**Task details**
How many lines of the data include the string "title"? State the number and nothing else.

☆ ☆ ☆ ☆

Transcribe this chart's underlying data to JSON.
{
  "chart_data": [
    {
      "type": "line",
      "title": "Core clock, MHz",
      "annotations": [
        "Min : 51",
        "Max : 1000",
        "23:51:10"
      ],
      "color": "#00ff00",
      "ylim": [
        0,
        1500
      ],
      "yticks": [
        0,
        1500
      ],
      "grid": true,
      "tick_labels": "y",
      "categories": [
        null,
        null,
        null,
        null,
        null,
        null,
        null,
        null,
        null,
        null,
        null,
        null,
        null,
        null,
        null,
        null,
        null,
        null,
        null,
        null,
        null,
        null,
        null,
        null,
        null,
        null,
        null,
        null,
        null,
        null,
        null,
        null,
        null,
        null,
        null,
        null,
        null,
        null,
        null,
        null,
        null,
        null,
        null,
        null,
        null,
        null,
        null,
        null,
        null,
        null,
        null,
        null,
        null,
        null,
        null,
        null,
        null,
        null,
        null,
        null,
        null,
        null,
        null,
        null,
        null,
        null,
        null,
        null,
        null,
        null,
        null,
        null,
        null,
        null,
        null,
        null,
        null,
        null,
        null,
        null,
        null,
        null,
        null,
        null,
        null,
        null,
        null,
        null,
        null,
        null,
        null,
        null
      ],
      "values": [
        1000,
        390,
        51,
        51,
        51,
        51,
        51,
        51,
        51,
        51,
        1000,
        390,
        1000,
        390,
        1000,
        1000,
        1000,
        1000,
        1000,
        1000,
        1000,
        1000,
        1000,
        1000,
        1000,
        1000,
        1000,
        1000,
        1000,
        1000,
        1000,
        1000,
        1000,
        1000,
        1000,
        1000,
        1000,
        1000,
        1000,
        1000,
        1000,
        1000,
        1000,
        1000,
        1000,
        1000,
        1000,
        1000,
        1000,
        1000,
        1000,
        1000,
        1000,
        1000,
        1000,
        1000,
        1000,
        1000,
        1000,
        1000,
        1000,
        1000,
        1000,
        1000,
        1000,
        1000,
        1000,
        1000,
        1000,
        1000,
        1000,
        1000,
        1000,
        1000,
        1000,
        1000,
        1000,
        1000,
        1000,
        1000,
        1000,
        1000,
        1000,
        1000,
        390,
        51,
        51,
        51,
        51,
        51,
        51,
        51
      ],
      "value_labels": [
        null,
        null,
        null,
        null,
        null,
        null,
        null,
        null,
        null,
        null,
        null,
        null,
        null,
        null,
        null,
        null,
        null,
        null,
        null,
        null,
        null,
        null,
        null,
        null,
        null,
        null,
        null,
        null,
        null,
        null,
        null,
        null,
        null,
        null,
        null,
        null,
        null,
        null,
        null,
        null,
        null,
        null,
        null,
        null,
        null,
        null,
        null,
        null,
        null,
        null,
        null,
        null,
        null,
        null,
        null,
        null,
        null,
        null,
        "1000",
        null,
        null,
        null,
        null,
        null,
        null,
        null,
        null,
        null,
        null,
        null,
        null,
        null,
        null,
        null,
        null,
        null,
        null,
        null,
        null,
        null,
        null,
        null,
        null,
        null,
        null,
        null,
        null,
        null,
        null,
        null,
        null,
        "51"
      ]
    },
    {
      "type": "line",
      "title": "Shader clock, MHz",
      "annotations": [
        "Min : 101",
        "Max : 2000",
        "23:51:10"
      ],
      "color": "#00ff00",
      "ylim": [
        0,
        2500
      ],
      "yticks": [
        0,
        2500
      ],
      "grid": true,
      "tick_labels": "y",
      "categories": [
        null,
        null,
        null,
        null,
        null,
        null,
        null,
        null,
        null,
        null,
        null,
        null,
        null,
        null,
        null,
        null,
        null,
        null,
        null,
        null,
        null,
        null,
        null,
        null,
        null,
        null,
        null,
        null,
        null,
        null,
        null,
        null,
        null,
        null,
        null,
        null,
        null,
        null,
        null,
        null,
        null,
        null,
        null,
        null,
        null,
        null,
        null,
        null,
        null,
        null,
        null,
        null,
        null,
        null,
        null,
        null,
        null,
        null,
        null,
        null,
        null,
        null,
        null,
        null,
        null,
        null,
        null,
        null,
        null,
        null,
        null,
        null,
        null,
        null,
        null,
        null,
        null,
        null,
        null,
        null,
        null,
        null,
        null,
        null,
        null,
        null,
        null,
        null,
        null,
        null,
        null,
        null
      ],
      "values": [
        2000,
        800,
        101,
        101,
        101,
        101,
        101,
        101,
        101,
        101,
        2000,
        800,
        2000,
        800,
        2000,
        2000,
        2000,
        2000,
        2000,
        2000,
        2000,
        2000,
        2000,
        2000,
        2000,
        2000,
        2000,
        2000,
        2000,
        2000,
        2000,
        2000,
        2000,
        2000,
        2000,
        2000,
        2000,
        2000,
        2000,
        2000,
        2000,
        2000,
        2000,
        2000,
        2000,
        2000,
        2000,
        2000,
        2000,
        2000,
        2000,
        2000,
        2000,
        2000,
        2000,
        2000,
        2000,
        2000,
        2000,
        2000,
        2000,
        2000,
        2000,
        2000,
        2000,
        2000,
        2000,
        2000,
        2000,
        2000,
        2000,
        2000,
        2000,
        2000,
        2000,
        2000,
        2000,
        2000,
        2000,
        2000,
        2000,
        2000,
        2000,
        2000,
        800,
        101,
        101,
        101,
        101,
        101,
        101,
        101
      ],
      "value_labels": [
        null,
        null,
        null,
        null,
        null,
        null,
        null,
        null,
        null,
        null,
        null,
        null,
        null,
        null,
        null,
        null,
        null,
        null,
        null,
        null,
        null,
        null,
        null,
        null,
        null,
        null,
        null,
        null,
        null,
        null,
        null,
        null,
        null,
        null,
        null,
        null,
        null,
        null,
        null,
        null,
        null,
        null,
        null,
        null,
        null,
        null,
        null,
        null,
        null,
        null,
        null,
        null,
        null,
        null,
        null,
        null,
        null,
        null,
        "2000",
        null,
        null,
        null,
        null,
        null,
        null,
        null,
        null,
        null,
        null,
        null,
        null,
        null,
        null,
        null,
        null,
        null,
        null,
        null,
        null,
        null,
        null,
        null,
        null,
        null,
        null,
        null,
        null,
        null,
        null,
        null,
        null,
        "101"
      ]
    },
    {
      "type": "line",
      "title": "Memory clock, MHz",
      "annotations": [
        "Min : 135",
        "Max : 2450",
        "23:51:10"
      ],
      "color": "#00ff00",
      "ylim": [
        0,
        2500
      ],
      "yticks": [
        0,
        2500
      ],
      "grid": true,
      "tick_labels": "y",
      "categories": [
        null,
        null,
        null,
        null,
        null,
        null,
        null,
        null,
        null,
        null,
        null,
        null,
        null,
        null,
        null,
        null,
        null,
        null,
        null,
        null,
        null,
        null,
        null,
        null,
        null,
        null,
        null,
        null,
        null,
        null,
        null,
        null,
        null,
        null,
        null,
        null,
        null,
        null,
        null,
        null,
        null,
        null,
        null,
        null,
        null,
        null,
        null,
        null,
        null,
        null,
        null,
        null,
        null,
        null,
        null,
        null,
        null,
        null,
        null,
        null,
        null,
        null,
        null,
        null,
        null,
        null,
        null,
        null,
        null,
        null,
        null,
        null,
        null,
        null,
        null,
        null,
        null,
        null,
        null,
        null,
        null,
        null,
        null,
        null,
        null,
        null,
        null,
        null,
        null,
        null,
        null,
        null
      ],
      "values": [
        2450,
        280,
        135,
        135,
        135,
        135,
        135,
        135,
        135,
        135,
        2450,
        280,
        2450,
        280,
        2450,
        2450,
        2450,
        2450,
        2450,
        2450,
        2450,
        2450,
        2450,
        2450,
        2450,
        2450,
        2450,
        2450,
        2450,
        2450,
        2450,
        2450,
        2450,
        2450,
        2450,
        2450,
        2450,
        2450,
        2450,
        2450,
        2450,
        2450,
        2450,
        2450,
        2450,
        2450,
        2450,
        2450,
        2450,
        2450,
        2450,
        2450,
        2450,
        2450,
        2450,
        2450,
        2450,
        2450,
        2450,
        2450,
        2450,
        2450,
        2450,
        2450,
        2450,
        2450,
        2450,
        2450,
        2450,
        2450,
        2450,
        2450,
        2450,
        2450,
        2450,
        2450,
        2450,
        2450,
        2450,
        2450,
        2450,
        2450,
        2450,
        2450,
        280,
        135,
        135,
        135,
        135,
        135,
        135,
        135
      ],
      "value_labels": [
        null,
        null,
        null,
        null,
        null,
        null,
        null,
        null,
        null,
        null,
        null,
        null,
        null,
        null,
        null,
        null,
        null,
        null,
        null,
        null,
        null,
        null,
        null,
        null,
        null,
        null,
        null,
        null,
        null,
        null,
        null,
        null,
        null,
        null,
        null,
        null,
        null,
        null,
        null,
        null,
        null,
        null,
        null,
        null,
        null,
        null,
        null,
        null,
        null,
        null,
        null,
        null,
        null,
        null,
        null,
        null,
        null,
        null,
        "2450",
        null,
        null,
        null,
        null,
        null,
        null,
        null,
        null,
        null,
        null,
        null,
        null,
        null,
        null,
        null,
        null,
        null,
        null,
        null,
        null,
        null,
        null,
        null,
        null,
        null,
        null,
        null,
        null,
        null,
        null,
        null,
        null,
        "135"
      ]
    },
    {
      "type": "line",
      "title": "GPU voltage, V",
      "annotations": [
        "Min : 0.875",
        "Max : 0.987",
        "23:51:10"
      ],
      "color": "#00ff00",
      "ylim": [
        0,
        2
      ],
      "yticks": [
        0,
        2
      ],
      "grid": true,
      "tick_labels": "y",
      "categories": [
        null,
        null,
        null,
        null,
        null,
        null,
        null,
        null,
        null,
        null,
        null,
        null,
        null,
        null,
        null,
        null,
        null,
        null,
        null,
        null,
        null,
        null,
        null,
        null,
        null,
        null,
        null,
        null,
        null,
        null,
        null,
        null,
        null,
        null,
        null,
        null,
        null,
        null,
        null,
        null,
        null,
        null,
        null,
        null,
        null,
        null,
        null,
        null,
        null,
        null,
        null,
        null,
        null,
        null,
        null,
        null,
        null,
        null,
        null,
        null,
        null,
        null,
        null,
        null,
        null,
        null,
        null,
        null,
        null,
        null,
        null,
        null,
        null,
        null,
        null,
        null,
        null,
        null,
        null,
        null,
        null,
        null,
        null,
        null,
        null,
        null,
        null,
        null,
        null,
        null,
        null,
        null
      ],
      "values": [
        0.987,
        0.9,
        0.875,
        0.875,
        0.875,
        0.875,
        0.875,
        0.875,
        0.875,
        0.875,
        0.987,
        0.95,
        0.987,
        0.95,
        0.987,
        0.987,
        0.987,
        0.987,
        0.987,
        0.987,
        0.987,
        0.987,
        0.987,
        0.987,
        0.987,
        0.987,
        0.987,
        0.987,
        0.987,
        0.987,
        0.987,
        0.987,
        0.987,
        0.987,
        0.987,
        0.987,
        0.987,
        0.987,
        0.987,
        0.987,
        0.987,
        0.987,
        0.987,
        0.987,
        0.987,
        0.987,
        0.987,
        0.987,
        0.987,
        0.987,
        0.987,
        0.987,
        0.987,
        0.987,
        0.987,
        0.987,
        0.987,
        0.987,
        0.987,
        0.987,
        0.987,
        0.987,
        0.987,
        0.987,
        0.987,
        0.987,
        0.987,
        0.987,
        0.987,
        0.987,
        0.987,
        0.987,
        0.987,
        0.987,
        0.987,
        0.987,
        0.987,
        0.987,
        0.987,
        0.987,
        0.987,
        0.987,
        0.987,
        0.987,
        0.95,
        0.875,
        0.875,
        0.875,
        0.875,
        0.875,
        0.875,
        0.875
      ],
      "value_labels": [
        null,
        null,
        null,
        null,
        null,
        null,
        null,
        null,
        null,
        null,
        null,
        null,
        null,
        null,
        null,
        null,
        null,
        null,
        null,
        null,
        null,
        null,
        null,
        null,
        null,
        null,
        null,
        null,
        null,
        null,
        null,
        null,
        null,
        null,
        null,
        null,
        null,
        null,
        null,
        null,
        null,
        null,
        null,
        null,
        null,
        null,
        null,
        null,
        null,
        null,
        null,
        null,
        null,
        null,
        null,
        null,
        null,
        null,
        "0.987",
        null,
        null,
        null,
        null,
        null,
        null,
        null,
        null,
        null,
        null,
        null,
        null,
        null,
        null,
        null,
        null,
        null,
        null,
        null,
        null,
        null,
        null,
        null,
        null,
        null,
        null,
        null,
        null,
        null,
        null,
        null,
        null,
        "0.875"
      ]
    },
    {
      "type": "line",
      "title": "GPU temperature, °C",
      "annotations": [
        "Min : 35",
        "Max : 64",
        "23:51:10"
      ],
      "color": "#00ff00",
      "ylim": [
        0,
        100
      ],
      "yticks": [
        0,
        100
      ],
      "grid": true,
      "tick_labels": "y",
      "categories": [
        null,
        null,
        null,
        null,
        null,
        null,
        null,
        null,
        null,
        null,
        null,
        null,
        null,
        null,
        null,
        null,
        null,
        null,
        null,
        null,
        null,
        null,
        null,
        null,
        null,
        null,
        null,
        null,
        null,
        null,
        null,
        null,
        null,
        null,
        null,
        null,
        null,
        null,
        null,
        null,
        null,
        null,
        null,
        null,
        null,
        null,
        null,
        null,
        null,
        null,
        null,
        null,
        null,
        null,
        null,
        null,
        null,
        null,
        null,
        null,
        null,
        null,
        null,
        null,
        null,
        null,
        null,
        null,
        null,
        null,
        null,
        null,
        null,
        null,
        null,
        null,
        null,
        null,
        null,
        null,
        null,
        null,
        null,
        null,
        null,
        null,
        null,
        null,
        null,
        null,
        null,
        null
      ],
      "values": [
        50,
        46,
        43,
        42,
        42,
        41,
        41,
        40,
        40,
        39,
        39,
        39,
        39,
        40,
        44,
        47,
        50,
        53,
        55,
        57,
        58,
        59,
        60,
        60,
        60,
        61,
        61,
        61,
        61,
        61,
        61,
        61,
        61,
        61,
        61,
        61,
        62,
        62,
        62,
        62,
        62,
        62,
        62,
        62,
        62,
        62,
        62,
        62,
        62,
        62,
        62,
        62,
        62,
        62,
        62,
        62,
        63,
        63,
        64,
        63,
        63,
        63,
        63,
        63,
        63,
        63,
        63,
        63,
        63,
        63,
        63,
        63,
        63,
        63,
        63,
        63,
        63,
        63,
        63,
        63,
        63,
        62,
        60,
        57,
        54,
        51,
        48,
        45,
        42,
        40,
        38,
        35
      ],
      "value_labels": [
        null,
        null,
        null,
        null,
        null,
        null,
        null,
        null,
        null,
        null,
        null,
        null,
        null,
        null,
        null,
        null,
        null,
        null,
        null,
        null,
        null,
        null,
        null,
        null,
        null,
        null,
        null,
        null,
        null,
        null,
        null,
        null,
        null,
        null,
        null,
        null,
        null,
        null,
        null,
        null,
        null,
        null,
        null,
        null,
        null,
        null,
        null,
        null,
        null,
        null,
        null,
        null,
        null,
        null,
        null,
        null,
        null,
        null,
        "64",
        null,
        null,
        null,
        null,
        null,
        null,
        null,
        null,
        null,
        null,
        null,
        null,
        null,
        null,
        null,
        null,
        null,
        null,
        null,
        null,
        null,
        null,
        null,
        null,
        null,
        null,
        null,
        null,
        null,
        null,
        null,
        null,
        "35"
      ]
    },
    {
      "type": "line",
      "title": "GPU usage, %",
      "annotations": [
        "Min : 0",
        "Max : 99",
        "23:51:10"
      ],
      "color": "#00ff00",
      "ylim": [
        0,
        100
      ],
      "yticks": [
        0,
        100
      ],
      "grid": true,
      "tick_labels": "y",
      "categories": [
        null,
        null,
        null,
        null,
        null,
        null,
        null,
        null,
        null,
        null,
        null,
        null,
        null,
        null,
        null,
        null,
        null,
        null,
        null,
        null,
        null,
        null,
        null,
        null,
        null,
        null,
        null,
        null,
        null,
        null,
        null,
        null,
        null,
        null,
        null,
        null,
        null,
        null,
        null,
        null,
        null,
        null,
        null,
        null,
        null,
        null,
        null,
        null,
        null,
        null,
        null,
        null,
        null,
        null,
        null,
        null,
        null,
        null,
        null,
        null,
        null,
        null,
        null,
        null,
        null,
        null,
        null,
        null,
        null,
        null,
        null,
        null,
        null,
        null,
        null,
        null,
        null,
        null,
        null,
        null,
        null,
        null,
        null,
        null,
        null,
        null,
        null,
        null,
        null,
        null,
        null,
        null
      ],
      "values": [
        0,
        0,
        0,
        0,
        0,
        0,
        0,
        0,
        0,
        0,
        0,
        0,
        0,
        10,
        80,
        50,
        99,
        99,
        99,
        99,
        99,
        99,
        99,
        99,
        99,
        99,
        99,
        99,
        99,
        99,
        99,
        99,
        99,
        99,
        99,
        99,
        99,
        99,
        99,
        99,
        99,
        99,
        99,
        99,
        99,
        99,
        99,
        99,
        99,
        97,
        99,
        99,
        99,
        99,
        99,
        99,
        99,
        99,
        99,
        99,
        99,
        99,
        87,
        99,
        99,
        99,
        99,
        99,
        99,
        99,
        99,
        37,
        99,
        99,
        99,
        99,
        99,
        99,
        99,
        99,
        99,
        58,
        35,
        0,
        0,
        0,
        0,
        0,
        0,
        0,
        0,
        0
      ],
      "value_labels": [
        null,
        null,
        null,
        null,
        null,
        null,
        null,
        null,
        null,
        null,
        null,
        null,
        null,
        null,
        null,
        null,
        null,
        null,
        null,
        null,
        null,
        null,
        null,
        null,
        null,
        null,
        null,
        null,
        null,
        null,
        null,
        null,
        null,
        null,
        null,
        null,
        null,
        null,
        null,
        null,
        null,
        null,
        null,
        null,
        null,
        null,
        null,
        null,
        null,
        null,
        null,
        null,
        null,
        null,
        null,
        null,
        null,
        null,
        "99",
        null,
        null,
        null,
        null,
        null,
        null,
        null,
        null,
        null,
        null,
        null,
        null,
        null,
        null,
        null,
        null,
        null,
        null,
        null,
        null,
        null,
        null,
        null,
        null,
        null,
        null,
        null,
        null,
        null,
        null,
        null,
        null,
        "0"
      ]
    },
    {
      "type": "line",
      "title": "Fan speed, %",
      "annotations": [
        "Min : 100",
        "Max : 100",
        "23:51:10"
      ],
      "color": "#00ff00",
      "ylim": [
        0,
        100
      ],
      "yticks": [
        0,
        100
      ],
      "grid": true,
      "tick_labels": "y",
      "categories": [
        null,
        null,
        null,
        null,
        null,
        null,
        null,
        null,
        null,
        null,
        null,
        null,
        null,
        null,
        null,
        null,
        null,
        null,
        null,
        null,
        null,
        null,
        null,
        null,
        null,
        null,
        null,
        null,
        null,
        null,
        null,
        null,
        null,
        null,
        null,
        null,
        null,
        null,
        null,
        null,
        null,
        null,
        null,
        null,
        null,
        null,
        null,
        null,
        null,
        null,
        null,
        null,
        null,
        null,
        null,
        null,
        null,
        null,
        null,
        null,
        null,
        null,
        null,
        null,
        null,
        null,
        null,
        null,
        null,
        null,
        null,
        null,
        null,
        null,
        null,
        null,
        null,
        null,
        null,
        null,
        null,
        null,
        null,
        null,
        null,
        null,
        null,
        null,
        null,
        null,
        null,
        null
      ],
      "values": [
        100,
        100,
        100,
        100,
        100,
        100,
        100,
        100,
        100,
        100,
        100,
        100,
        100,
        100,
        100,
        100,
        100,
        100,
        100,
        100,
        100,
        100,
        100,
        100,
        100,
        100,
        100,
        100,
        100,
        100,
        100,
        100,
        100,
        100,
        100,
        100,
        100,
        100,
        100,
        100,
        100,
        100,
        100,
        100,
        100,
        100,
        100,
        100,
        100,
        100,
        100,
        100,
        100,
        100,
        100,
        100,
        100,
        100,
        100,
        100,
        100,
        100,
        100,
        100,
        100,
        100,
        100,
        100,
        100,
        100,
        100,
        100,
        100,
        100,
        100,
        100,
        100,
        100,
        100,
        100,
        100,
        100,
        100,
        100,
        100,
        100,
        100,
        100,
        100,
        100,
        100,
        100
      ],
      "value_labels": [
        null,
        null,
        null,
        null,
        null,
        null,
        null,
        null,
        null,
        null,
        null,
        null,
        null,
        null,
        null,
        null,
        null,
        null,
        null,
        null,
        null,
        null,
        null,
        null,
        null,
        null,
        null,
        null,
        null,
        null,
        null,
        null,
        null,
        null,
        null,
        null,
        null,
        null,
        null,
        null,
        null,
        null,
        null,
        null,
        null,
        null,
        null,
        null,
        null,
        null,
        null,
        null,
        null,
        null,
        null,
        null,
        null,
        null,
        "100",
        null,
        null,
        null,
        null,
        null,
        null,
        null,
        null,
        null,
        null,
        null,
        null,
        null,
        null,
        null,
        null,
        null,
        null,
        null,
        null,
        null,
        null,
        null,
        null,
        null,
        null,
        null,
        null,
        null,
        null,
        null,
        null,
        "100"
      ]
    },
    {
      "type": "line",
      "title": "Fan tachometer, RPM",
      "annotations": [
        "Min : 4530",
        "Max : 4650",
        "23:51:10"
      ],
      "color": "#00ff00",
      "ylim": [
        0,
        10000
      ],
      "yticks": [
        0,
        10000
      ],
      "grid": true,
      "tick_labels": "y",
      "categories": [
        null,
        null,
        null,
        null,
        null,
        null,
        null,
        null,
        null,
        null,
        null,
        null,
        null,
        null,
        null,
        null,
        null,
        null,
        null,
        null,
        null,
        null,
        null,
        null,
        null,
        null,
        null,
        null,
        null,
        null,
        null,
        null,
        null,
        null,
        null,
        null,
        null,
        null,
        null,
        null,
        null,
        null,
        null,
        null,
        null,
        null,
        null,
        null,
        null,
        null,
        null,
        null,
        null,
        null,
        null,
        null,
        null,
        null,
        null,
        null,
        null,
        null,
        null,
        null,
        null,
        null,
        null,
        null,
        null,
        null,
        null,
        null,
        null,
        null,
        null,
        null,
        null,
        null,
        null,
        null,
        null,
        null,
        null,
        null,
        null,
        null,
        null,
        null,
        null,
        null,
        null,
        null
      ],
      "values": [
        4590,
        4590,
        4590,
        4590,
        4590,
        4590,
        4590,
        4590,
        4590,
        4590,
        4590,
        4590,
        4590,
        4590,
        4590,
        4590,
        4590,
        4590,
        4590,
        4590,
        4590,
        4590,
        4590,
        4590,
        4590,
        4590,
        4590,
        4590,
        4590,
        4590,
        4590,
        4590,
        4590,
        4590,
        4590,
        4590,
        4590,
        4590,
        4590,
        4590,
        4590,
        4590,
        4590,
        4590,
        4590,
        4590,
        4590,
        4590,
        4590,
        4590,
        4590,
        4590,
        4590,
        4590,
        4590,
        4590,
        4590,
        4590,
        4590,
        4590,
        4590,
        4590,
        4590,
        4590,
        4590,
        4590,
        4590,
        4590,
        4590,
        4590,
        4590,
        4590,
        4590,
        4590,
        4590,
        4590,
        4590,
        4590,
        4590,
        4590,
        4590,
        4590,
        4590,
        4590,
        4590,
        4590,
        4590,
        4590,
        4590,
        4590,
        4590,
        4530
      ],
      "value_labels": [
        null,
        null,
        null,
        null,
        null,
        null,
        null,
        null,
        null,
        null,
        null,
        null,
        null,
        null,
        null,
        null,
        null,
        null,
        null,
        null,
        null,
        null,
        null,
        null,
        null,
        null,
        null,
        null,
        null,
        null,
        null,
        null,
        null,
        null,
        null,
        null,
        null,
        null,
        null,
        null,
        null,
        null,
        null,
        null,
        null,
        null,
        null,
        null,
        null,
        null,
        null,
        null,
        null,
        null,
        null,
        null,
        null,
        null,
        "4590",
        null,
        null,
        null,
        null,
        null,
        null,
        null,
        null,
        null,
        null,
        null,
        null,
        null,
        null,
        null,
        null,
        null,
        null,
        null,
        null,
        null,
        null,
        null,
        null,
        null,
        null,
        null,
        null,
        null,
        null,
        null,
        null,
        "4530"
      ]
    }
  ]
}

☆ ☆ ☆ ☆

**Task solution**
8